### Task goal
Count up the lines in the following listing that hold the word "Просмотр", then give only that count.

### Exercise data
○ ○ ○ ○ ○

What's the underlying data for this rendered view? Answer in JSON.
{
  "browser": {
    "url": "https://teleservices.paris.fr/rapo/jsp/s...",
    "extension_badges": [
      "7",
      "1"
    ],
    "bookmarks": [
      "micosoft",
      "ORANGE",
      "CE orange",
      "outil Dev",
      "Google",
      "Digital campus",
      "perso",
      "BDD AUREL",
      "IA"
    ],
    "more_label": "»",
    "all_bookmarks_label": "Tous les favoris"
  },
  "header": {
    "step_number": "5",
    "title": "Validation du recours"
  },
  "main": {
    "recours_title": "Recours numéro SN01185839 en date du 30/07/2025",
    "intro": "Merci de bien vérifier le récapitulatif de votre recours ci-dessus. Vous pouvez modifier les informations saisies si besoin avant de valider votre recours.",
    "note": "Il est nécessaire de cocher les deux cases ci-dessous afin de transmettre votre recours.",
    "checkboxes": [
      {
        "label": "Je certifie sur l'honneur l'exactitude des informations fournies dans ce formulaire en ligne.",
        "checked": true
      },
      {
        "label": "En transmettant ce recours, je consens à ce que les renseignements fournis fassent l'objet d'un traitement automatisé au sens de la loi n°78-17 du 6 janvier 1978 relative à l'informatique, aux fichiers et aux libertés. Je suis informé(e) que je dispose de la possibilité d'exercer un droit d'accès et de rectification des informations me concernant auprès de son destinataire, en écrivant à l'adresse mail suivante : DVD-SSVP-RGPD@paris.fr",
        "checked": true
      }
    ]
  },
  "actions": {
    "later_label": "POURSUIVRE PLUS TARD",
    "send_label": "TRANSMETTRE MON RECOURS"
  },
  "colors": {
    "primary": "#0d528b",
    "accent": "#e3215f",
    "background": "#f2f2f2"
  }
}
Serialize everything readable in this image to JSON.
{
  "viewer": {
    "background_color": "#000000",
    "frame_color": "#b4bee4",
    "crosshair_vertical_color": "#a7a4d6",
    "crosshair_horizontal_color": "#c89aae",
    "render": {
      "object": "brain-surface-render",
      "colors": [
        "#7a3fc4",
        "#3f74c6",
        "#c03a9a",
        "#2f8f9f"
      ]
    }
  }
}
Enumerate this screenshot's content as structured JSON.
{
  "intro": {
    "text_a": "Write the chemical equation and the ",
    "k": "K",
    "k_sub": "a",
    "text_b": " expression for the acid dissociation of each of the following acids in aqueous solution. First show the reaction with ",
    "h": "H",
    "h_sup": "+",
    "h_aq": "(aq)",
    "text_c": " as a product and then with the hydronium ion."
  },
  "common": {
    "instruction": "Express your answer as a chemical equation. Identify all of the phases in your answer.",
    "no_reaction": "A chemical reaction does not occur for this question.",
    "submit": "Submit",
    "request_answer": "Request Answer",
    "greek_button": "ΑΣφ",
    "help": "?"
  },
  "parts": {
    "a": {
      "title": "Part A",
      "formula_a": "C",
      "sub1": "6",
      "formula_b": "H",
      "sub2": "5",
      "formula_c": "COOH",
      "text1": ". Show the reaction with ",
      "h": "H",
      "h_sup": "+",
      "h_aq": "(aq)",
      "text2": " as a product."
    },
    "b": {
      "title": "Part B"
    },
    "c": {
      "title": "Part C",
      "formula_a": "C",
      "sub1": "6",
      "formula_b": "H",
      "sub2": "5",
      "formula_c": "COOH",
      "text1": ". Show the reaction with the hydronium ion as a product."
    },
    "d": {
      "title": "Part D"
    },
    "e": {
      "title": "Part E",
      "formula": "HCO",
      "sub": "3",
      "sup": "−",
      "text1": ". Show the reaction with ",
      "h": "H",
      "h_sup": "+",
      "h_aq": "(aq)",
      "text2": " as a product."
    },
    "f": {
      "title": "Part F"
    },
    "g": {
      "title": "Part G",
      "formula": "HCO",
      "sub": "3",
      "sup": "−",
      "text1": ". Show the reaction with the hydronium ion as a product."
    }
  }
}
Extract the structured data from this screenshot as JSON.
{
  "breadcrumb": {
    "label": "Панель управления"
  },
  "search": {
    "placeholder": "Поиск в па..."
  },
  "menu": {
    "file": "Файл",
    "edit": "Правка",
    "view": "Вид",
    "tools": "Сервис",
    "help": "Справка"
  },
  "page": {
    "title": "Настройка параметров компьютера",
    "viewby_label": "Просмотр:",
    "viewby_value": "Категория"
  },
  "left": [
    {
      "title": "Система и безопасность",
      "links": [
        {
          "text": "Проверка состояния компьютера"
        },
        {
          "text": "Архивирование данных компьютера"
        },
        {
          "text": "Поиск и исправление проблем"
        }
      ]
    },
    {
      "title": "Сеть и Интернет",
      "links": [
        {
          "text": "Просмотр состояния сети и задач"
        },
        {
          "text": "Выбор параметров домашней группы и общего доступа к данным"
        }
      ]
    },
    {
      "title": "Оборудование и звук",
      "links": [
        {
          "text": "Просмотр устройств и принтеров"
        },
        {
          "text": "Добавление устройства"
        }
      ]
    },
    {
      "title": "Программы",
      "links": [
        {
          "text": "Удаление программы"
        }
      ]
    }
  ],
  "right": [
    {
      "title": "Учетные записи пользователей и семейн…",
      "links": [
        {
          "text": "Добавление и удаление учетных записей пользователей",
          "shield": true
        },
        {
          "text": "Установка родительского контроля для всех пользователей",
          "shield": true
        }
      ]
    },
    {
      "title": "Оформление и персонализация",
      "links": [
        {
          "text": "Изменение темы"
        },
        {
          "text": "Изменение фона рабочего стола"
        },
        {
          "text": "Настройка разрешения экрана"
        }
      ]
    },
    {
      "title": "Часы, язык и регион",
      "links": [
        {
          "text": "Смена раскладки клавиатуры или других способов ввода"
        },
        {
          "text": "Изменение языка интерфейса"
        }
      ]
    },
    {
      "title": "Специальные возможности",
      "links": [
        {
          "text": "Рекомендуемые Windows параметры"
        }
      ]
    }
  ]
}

○ ○ ○ ○ ○

### Response to this task
3